>> Begin RECORDS
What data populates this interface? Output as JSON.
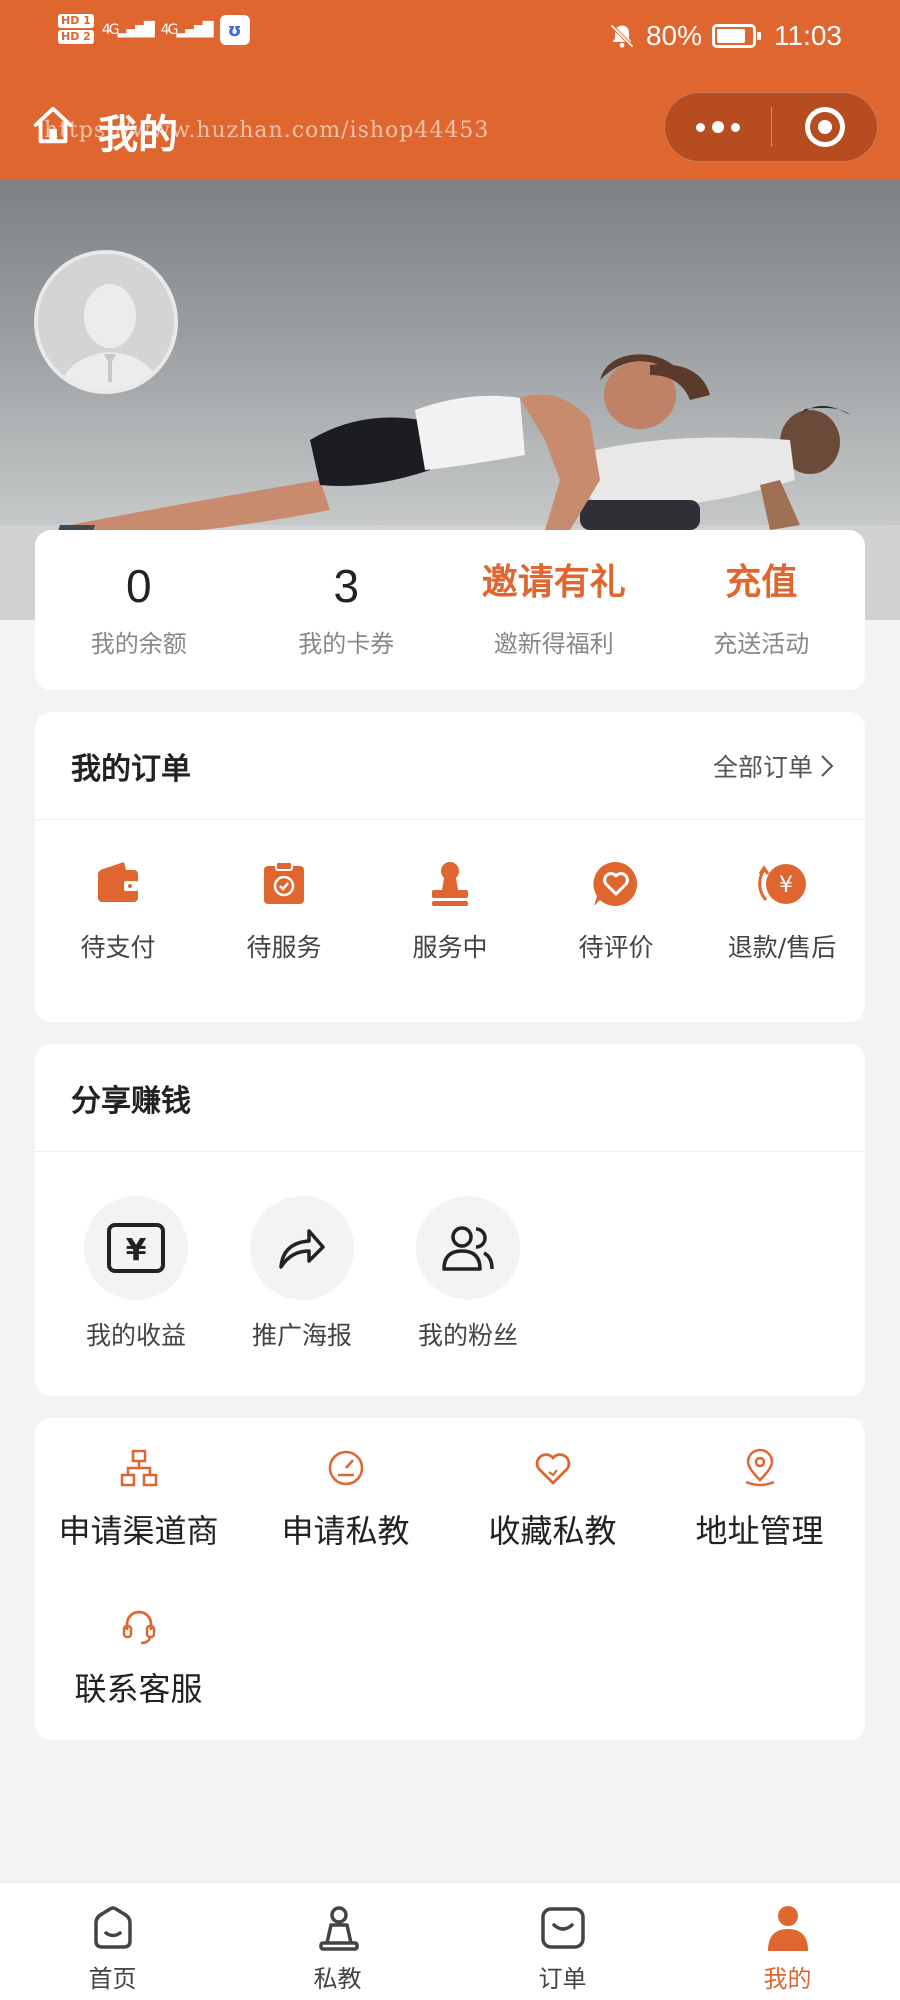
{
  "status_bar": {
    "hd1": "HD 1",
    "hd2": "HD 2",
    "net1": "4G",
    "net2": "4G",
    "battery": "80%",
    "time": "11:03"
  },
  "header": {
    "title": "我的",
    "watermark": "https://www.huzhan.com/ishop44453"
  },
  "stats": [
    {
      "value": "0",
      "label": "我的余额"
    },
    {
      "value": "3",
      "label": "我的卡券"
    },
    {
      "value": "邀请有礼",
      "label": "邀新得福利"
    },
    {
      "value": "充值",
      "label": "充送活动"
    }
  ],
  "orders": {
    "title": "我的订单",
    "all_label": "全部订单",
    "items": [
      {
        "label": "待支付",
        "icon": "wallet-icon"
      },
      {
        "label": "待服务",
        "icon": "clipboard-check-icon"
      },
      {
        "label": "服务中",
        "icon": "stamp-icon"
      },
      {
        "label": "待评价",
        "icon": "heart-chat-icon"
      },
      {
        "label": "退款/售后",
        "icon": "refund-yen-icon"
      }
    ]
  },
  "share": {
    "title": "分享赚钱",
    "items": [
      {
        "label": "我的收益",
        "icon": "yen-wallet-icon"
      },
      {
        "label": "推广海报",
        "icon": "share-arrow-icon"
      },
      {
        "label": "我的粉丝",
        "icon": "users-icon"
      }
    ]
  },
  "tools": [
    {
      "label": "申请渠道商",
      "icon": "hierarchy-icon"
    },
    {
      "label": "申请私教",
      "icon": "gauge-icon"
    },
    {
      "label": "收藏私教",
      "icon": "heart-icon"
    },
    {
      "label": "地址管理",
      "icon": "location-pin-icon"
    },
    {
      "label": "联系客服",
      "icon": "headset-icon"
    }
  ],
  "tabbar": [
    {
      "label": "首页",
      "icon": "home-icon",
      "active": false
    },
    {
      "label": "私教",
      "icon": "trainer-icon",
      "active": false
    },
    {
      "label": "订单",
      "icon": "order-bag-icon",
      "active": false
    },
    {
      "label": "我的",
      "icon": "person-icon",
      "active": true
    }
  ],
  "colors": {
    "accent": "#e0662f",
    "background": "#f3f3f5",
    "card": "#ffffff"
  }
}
>> End RECORDS
>> Begin RECORDS
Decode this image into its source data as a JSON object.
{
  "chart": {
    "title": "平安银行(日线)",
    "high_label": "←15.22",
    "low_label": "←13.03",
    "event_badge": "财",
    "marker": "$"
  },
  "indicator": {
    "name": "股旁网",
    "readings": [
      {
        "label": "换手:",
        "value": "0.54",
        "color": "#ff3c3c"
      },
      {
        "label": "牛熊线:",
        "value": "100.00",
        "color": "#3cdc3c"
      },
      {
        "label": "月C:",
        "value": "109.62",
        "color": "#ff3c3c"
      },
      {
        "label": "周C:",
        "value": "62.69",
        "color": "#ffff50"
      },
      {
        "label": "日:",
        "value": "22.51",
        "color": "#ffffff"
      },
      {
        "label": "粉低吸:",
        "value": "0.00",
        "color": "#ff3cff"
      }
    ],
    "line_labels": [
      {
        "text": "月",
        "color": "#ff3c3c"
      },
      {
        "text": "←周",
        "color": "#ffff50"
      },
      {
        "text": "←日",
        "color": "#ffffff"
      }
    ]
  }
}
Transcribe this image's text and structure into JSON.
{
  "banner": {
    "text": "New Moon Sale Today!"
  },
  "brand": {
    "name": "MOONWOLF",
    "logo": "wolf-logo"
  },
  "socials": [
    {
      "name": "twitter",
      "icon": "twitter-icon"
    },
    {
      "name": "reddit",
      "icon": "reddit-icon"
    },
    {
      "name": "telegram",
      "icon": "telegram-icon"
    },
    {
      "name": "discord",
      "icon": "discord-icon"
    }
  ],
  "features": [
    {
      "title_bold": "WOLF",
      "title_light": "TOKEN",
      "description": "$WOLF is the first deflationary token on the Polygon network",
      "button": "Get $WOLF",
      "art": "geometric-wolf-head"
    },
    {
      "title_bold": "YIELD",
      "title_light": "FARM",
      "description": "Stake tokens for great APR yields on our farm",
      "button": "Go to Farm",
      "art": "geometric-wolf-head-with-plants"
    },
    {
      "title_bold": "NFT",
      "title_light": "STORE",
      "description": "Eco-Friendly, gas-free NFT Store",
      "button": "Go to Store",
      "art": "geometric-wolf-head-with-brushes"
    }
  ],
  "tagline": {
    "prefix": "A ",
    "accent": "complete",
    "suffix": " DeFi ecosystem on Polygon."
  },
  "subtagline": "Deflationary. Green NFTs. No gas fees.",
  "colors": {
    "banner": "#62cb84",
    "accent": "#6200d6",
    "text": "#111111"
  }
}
>> End RECORDS
[JOB] Filter the records down to the lines that contain the string "data", and copy those lines.

[TASK OUTPUT]
What data populates this interface? Output as JSON.
Decode this image into its source data as a JSON object.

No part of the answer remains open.